Posted by therealquickie on October 29, 2008

The first October snow in over 70 years hit London last night.

Although the arctic weather caused hold-ups on the South East of England roads this morning, the trains continued to run – but with consequences – heavy delays on the London central lines.

Quinn Gormley, Broadcast Journalist, vented his frustration.

Problems for students

The University of Westminster students of Harrow Campus felt the strain as they waited for trains in the cold.

Late for university. Courtesy of

Close to university. Courtesy of

Destined for Northwick Park Station, the nearest tube stop to the University, the majority of students and lecturers were late after major delays on the Metropolitan line.

Animation student, Emily Pickford was stranded for half an hour, “I was stuck at Finchley Road Station, freezing. It was horrific.”

She, like many others, was in a hurry to get to the Harrow Campus of the University of Westminster, which can only be reached by the Metropolitan line.

Weather really to blame?

Northwick Park Station supervisor, Paul McGrath gave an official answer to the reasons for the lengthy delays on London trains today “there was a failure at Finchley Road.”

He went on to confirm the duty of the Transport For London “if it was down to snow, they’d tell you.”

The main lines that affected Harrow travellers today have been the Metropolitan and Piccadilly, which also had a knock on effect for the Circle and Hammersmith & City.

Technical difficulties

According to Paul Denton, a Travel Adviser for TFL, the delays at Finchley Road on the Metropolitan line was due to a signal failure.

Bounding-box annotations.
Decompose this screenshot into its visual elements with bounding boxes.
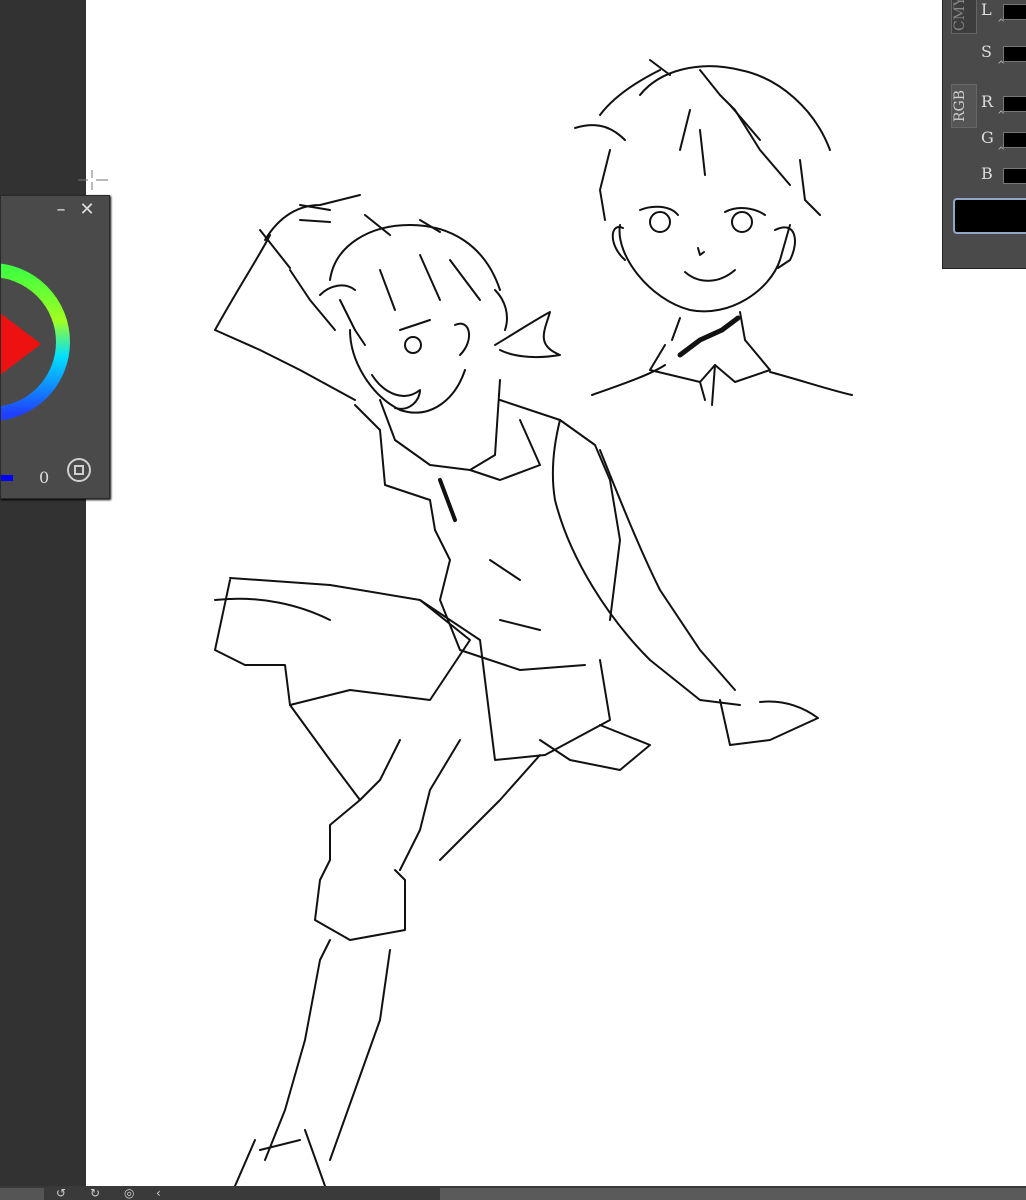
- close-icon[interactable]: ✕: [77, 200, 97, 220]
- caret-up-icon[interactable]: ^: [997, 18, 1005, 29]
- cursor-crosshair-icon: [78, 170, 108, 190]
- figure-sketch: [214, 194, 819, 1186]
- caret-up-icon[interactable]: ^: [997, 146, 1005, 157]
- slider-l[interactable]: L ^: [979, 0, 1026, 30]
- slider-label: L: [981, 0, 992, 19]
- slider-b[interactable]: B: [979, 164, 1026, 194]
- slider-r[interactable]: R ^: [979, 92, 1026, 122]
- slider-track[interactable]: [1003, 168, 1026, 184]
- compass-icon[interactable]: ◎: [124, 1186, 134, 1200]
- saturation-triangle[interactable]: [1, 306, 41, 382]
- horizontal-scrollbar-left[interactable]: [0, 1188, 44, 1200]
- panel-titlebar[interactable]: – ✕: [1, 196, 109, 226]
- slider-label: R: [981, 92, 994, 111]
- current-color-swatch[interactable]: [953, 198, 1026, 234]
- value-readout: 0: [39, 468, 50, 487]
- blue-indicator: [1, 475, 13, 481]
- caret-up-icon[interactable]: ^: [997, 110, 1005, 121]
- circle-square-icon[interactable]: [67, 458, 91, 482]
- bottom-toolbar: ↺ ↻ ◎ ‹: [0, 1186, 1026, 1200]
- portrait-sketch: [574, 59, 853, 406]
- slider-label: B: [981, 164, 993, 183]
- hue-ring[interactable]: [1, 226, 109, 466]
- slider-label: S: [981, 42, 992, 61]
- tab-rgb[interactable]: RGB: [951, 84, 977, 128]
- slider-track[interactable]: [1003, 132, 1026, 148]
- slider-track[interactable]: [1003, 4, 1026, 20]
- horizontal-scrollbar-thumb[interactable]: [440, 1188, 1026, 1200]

Tasks to perform.
[1] Answer these questions about the snow article:
(a) The snow was London's first in October in how many years?
(b) Where was Emily Pickford stuck for half an hour?
(c) What did the TFL Travel Adviser name as the cause of the Finchley Road delays on the Metropolitan line?
[2] Reproduce the lines of the listing from the line with "- close-icon[interactable]: ✕: [77, 200, 97, 220]" up to and including the line with "- slider-b[interactable]: B: [979, 164, 1026, 194]".
The snow article and the listing are unrelated material.

Solutions per task.
[1]
(a) Over 70 years.
(b) At Finchley Road Station.
(c) A signal failure.

[2]
- close-icon[interactable]: ✕: [77, 200, 97, 220]
- caret-up-icon[interactable]: ^: [997, 18, 1005, 29]
- cursor-crosshair-icon: [78, 170, 108, 190]
- figure-sketch: [214, 194, 819, 1186]
- caret-up-icon[interactable]: ^: [997, 146, 1005, 157]
- slider-l[interactable]: L ^: [979, 0, 1026, 30]
- slider-label: L: [981, 0, 992, 19]
- slider-b[interactable]: B: [979, 164, 1026, 194]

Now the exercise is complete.